Task goal: Show every line below where "Подп" can be found.

** start of Listed records **

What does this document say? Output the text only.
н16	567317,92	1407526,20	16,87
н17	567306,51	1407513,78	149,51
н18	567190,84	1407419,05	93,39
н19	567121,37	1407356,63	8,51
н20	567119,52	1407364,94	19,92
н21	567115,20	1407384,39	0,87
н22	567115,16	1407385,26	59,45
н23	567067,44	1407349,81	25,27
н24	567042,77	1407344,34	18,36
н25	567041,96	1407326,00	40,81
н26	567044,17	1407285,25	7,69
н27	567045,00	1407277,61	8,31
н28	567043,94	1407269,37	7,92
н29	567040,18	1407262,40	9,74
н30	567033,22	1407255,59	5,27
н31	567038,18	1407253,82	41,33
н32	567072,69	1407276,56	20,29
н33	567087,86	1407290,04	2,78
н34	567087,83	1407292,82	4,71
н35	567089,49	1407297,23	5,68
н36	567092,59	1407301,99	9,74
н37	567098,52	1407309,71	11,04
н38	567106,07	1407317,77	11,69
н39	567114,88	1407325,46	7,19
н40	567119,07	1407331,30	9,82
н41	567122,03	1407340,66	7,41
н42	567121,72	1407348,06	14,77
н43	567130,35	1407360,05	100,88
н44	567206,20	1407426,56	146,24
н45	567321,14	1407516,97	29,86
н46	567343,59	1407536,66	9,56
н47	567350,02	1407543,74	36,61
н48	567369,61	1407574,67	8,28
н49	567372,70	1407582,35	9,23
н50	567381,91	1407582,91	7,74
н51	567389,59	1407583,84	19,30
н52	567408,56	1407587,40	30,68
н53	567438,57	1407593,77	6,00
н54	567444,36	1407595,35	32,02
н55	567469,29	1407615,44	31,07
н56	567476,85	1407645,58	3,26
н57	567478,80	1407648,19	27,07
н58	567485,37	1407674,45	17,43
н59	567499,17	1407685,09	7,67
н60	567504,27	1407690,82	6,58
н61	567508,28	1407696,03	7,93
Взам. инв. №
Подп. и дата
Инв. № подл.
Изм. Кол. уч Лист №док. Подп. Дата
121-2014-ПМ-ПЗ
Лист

** end of Listed records **

Answer in full:
Подп. и дата
Изм. Кол. уч Лист №док. Подп. Дата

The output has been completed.